### What is being asked
Where a line below holds the string "Logs", copy that line.

== Records provided ==

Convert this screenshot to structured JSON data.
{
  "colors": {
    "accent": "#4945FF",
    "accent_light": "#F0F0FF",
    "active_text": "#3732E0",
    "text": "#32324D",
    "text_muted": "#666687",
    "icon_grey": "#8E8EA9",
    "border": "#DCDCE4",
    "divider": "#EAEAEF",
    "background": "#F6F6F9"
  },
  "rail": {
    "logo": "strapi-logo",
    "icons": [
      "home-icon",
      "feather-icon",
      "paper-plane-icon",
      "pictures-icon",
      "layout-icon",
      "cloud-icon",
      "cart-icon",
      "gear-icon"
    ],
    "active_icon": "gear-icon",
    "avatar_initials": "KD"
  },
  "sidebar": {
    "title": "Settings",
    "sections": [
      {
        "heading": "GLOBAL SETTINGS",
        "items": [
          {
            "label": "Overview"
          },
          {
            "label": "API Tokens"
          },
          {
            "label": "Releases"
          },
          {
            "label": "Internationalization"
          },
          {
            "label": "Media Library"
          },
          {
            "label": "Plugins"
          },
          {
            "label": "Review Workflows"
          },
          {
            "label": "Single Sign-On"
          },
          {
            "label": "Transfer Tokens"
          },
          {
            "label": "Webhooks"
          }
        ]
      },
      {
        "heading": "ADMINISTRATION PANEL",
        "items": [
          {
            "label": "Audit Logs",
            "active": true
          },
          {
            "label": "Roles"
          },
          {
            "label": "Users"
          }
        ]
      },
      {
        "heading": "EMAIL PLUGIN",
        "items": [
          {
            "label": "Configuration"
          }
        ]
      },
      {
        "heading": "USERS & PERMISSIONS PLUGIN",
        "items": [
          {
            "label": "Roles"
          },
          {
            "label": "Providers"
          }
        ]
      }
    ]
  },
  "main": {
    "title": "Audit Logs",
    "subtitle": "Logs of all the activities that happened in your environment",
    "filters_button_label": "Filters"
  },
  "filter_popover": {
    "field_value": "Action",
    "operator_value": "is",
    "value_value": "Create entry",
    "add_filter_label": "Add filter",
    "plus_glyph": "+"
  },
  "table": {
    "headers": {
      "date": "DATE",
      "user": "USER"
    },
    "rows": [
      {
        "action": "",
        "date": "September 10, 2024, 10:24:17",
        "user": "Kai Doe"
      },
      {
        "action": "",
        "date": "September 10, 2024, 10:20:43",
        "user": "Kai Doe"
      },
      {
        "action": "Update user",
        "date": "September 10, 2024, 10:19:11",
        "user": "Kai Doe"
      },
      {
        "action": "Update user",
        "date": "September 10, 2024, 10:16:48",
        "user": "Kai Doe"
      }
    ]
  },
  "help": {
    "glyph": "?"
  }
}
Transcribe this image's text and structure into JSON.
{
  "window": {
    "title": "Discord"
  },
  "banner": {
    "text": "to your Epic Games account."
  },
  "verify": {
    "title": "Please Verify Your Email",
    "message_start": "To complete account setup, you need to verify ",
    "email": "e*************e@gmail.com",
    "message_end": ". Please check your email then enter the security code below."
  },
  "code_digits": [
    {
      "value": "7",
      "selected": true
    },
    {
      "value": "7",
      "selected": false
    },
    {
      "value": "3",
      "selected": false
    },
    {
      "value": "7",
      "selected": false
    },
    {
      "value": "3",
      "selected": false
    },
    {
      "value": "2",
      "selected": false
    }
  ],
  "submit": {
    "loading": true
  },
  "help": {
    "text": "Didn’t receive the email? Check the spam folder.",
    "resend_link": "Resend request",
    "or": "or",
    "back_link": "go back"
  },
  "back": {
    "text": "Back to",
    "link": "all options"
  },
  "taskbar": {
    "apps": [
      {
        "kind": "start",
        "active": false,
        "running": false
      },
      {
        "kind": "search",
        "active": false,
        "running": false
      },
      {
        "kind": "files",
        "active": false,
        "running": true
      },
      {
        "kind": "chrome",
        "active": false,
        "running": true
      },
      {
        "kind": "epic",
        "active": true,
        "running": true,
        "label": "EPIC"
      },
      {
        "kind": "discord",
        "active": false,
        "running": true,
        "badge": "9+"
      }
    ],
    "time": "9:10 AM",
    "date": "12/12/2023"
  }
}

===

### Exercise output
            "label": "Audit Logs",
    "title": "Audit Logs",
    "subtitle": "Logs of all the activities that happened in your environment",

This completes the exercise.